## Problem statement:
Copy every entry exactly.

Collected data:
************

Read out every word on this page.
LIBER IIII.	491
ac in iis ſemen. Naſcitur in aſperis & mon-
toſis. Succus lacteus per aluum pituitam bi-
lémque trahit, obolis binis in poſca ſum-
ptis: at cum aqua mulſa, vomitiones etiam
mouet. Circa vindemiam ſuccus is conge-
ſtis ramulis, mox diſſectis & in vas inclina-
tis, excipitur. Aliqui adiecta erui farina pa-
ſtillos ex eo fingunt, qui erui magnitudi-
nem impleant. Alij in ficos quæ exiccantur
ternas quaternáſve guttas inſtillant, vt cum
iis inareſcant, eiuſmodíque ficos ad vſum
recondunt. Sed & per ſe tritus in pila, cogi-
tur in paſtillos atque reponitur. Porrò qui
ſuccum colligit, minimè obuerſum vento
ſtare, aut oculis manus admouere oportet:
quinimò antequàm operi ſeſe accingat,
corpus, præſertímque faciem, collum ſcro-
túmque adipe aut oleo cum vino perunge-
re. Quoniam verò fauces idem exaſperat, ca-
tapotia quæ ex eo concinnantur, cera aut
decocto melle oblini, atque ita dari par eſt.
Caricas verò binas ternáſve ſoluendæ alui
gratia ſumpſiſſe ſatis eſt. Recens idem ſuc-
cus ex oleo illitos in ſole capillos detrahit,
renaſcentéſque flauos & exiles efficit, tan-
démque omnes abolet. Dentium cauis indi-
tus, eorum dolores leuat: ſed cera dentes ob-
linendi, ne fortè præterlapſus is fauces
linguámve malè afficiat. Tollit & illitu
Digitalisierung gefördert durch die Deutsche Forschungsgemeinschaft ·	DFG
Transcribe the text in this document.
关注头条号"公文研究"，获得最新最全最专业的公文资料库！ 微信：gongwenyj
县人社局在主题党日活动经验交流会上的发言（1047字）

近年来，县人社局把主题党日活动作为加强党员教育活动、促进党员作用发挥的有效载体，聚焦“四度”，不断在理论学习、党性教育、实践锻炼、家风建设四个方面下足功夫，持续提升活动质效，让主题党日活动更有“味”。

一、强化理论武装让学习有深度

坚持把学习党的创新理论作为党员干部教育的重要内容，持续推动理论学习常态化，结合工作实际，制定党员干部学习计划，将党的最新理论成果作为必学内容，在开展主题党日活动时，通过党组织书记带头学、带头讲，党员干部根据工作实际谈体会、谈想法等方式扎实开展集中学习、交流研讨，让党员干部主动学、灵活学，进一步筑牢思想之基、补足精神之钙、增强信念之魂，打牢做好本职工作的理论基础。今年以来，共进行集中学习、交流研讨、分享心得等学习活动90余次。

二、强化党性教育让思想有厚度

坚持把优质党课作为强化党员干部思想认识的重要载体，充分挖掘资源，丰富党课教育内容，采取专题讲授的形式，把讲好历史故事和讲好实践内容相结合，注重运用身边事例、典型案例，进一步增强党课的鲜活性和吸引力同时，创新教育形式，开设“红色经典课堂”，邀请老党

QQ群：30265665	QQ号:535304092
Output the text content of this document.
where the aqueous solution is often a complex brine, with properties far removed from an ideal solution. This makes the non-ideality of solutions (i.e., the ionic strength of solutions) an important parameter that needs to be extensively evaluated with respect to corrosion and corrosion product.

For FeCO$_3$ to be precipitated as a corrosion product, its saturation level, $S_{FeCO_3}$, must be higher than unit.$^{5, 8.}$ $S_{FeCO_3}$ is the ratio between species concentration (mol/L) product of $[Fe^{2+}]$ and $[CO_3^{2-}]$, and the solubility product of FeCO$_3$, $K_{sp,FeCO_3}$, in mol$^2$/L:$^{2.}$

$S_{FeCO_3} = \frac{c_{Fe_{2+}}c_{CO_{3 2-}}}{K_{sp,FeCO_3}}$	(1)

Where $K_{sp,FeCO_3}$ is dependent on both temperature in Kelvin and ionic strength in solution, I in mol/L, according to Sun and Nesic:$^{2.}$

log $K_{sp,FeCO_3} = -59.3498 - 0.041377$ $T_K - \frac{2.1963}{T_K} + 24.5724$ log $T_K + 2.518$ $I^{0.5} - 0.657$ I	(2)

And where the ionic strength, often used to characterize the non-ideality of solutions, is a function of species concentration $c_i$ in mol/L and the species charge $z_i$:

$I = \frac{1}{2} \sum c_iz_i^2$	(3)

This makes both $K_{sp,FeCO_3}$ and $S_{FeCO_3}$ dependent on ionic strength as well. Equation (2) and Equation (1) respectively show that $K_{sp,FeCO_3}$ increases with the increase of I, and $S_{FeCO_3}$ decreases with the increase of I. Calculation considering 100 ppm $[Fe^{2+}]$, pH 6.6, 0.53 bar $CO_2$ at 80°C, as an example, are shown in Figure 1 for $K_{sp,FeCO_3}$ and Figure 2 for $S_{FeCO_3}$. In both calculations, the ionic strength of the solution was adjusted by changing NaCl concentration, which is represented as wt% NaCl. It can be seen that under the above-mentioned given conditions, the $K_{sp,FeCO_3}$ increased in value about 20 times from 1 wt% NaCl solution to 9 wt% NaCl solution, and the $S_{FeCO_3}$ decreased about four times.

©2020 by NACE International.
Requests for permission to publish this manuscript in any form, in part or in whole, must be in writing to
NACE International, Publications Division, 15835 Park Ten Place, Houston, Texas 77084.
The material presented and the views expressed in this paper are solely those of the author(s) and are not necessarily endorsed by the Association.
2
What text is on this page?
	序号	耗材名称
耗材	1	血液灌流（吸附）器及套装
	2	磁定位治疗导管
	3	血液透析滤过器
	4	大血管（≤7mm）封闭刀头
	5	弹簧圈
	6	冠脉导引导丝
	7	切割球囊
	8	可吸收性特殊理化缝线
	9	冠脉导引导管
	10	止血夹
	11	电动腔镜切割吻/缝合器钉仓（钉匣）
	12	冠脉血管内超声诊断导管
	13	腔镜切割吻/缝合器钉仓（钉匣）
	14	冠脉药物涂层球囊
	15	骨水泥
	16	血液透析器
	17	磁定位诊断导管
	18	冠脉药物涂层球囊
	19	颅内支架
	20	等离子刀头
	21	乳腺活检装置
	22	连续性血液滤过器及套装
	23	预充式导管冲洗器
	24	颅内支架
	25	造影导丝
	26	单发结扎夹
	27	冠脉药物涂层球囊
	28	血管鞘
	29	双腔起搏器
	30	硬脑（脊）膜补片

************

## Answer to this problem:
Read out every word on this page.
LIBER IIII.	491
ac in iis ſemen. Naſcitur in aſperis & mon-
toſis. Succus lacteus per aluum pituitam bi-
lémque trahit, obolis binis in poſca ſum-
ptis: at cum aqua mulſa, vomitiones etiam
mouet. Circa vindemiam ſuccus is conge-
ſtis ramulis, mox diſſectis & in vas inclina-
tis, excipitur. Aliqui adiecta erui farina pa-
ſtillos ex eo fingunt, qui erui magnitudi-
nem impleant. Alij in ficos quæ exiccantur
ternas quaternáſve guttas inſtillant, vt cum
iis inareſcant, eiuſmodíque ficos ad vſum
recondunt. Sed & per ſe tritus in pila, cogi-
tur in paſtillos atque reponitur. Porrò qui
ſuccum colligit, minimè obuerſum vento
ſtare, aut oculis manus admouere oportet:
quinimò antequàm operi ſeſe accingat,
corpus, præſertímque faciem, collum ſcro-
túmque adipe aut oleo cum vino perunge-
re. Quoniam verò fauces idem exaſperat, ca-
tapotia quæ ex eo concinnantur, cera aut
decocto melle oblini, atque ita dari par eſt.
Caricas verò binas ternáſve ſoluendæ alui
gratia ſumpſiſſe ſatis eſt. Recens idem ſuc-
cus ex oleo illitos in ſole capillos detrahit,
renaſcentéſque flauos & exiles efficit, tan-
démque omnes abolet. Dentium cauis indi-
tus, eorum dolores leuat: ſed cera dentes ob-
linendi, ne fortè præterlapſus is fauces
linguámve malè afficiat. Tollit & illitu
Digitalisierung gefördert durch die Deutsche Forschungsgemeinschaft ·	DFG
Transcribe the text in this document.
关注头条号"公文研究"，获得最新最全最专业的公文资料库！ 微信：gongwenyj
县人社局在主题党日活动经验交流会上的发言（1047字）

近年来，县人社局把主题党日活动作为加强党员教育活动、促进党员作用发挥的有效载体，聚焦“四度”，不断在理论学习、党性教育、实践锻炼、家风建设四个方面下足功夫，持续提升活动质效，让主题党日活动更有“味”。

一、强化理论武装让学习有深度

坚持把学习党的创新理论作为党员干部教育的重要内容，持续推动理论学习常态化，结合工作实际，制定党员干部学习计划，将党的最新理论成果作为必学内容，在开展主题党日活动时，通过党组织书记带头学、带头讲，党员干部根据工作实际谈体会、谈想法等方式扎实开展集中学习、交流研讨，让党员干部主动学、灵活学，进一步筑牢思想之基、补足精神之钙、增强信念之魂，打牢做好本职工作的理论基础。今年以来，共进行集中学习、交流研讨、分享心得等学习活动90余次。

二、强化党性教育让思想有厚度

坚持把优质党课作为强化党员干部思想认识的重要载体，充分挖掘资源，丰富党课教育内容，采取专题讲授的形式，把讲好历史故事和讲好实践内容相结合，注重运用身边事例、典型案例，进一步增强党课的鲜活性和吸引力同时，创新教育形式，开设“红色经典课堂”，邀请老党

QQ群：30265665	QQ号:535304092
Output the text content of this document.
where the aqueous solution is often a complex brine, with properties far removed from an ideal solution. This makes the non-ideality of solutions (i.e., the ionic strength of solutions) an important parameter that needs to be extensively evaluated with respect to corrosion and corrosion product.

For FeCO$_3$ to be precipitated as a corrosion product, its saturation level, $S_{FeCO_3}$, must be higher than unit.$^{5, 8.}$ $S_{FeCO_3}$ is the ratio between species concentration (mol/L) product of $[Fe^{2+}]$ and $[CO_3^{2-}]$, and the solubility product of FeCO$_3$, $K_{sp,FeCO_3}$, in mol$^2$/L:$^{2.}$

$S_{FeCO_3} = \frac{c_{Fe_{2+}}c_{CO_{3 2-}}}{K_{sp,FeCO_3}}$	(1)

Where $K_{sp,FeCO_3}$ is dependent on both temperature in Kelvin and ionic strength in solution, I in mol/L, according to Sun and Nesic:$^{2.}$

log $K_{sp,FeCO_3} = -59.3498 - 0.041377$ $T_K - \frac{2.1963}{T_K} + 24.5724$ log $T_K + 2.518$ $I^{0.5} - 0.657$ I	(2)

And where the ionic strength, often used to characterize the non-ideality of solutions, is a function of species concentration $c_i$ in mol/L and the species charge $z_i$:

$I = \frac{1}{2} \sum c_iz_i^2$	(3)

This makes both $K_{sp,FeCO_3}$ and $S_{FeCO_3}$ dependent on ionic strength as well. Equation (2) and Equation (1) respectively show that $K_{sp,FeCO_3}$ increases with the increase of I, and $S_{FeCO_3}$ decreases with the increase of I. Calculation considering 100 ppm $[Fe^{2+}]$, pH 6.6, 0.53 bar $CO_2$ at 80°C, as an example, are shown in Figure 1 for $K_{sp,FeCO_3}$ and Figure 2 for $S_{FeCO_3}$. In both calculations, the ionic strength of the solution was adjusted by changing NaCl concentration, which is represented as wt% NaCl. It can be seen that under the above-mentioned given conditions, the $K_{sp,FeCO_3}$ increased in value about 20 times from 1 wt% NaCl solution to 9 wt% NaCl solution, and the $S_{FeCO_3}$ decreased about four times.

©2020 by NACE International.
Requests for permission to publish this manuscript in any form, in part or in whole, must be in writing to
NACE International, Publications Division, 15835 Park Ten Place, Houston, Texas 77084.
The material presented and the views expressed in this paper are solely those of the author(s) and are not necessarily endorsed by the Association.
2
What text is on this page?
	序号	耗材名称
耗材	1	血液灌流（吸附）器及套装
	2	磁定位治疗导管
	3	血液透析滤过器
	4	大血管（≤7mm）封闭刀头
	5	弹簧圈
	6	冠脉导引导丝
	7	切割球囊
	8	可吸收性特殊理化缝线
	9	冠脉导引导管
	10	止血夹
	11	电动腔镜切割吻/缝合器钉仓（钉匣）
	12	冠脉血管内超声诊断导管
	13	腔镜切割吻/缝合器钉仓（钉匣）
	14	冠脉药物涂层球囊
	15	骨水泥
	16	血液透析器
	17	磁定位诊断导管
	18	冠脉药物涂层球囊
	19	颅内支架
	20	等离子刀头
	21	乳腺活检装置
	22	连续性血液滤过器及套装
	23	预充式导管冲洗器
	24	颅内支架
	25	造影导丝
	26	单发结扎夹
	27	冠脉药物涂层球囊
	28	血管鞘
	29	双腔起搏器
	30	硬脑（脊）膜补片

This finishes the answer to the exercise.